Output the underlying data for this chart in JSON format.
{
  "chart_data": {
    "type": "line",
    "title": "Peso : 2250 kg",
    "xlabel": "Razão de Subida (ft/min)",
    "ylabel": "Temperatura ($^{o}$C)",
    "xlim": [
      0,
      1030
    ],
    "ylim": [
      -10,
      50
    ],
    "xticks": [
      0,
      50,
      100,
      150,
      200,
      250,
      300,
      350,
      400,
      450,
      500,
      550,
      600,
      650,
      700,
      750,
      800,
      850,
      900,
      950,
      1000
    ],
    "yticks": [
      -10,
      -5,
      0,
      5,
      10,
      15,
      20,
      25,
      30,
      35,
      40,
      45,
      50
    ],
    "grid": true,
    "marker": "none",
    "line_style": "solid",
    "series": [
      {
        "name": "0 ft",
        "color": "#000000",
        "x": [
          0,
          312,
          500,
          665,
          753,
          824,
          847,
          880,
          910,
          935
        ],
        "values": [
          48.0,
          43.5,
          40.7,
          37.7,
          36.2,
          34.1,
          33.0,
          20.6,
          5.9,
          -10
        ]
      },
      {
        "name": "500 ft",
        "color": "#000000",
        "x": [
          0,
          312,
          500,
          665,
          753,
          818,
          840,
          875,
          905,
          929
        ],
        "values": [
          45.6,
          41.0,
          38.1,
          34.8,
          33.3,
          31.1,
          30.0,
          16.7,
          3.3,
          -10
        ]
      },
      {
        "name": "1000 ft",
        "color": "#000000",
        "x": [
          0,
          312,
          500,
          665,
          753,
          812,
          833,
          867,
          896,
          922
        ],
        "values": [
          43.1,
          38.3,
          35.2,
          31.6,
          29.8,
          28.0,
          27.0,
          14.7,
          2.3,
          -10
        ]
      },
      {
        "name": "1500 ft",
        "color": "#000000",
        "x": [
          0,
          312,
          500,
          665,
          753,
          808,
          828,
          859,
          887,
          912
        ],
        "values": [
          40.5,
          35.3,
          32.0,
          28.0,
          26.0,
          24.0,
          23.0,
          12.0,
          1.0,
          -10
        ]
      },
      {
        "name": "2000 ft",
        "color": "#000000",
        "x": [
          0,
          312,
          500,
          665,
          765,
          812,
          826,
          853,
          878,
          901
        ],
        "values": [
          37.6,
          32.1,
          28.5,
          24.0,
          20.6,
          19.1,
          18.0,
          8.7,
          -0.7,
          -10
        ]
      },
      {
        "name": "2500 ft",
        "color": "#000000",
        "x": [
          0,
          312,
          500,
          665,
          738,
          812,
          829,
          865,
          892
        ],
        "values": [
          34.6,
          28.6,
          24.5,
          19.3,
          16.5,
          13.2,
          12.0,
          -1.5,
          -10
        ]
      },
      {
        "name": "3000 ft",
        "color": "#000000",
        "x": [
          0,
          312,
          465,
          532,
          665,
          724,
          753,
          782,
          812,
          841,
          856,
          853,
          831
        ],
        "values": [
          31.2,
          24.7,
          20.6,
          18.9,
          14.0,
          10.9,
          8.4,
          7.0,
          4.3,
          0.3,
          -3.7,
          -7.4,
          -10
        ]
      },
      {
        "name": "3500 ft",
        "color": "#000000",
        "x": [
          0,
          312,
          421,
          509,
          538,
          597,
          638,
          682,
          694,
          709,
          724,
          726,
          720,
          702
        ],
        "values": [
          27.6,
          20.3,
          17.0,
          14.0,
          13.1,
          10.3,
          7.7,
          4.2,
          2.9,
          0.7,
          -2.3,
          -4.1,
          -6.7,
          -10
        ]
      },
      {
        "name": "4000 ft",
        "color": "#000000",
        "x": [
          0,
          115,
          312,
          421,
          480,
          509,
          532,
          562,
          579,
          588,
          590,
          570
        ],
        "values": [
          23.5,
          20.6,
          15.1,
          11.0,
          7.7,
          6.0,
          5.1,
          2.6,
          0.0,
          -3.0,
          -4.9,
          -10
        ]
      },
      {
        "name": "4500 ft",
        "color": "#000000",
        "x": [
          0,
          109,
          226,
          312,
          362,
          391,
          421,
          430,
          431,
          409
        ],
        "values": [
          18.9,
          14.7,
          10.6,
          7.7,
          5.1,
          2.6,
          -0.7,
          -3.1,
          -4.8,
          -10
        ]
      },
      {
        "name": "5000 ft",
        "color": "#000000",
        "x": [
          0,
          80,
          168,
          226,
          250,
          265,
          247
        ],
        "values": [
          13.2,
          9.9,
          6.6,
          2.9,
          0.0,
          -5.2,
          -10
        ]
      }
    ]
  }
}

= = = = =

Task to complete
Look through the material and copy each line that has "name".

Full answer
        "name": "0 ft",
        "name": "500 ft",
        "name": "1000 ft",
        "name": "1500 ft",
        "name": "2000 ft",
        "name": "2500 ft",
        "name": "3000 ft",
        "name": "3500 ft",
        "name": "4000 ft",
        "name": "4500 ft",
        "name": "5000 ft",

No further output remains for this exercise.